Provided records –
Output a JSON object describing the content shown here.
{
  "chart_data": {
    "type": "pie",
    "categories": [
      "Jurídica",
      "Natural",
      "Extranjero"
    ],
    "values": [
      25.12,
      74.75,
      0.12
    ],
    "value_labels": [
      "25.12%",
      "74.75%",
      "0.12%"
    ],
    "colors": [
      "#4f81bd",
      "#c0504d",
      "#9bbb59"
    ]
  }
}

Exercise instructions – Retype the records that precede this task, keeping them exactly the same.

Result of this exercise –
Output a JSON object describing the content shown here.
{
  "chart_data": {
    "type": "pie",
    "categories": [
      "Jurídica",
      "Natural",
      "Extranjero"
    ],
    "values": [
      25.12,
      74.75,
      0.12
    ],
    "value_labels": [
      "25.12%",
      "74.75%",
      "0.12%"
    ],
    "colors": [
      "#4f81bd",
      "#c0504d",
      "#9bbb59"
    ]
  }
}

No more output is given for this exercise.